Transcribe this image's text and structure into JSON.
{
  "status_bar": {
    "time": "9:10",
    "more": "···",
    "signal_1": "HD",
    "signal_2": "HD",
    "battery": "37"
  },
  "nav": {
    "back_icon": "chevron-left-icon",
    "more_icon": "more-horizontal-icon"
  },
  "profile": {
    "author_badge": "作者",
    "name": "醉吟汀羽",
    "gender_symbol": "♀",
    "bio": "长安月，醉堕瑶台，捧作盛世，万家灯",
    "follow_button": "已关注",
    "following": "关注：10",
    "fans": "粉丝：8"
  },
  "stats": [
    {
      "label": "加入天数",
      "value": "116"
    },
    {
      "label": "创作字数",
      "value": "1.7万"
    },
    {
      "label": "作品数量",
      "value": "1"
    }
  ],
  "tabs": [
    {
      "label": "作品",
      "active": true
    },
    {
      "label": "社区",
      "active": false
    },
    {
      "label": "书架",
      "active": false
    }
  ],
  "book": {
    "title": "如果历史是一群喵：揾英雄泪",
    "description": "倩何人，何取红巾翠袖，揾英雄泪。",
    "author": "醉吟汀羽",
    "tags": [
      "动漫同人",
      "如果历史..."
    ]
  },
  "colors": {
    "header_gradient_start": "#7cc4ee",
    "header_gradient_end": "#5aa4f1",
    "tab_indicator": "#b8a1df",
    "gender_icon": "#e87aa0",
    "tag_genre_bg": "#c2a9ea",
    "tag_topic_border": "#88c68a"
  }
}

= = = =

Faithfully copy every entry, leaving nothing out.

**FULL OUTPUT:**
Transcribe this image's text and structure into JSON.
{
  "status_bar": {
    "time": "9:10",
    "more": "···",
    "signal_1": "HD",
    "signal_2": "HD",
    "battery": "37"
  },
  "nav": {
    "back_icon": "chevron-left-icon",
    "more_icon": "more-horizontal-icon"
  },
  "profile": {
    "author_badge": "作者",
    "name": "醉吟汀羽",
    "gender_symbol": "♀",
    "bio": "长安月，醉堕瑶台，捧作盛世，万家灯",
    "follow_button": "已关注",
    "following": "关注：10",
    "fans": "粉丝：8"
  },
  "stats": [
    {
      "label": "加入天数",
      "value": "116"
    },
    {
      "label": "创作字数",
      "value": "1.7万"
    },
    {
      "label": "作品数量",
      "value": "1"
    }
  ],
  "tabs": [
    {
      "label": "作品",
      "active": true
    },
    {
      "label": "社区",
      "active": false
    },
    {
      "label": "书架",
      "active": false
    }
  ],
  "book": {
    "title": "如果历史是一群喵：揾英雄泪",
    "description": "倩何人，何取红巾翠袖，揾英雄泪。",
    "author": "醉吟汀羽",
    "tags": [
      "动漫同人",
      "如果历史..."
    ]
  },
  "colors": {
    "header_gradient_start": "#7cc4ee",
    "header_gradient_end": "#5aa4f1",
    "tab_indicator": "#b8a1df",
    "gender_icon": "#e87aa0",
    "tag_genre_bg": "#c2a9ea",
    "tag_topic_border": "#88c68a"
  }
}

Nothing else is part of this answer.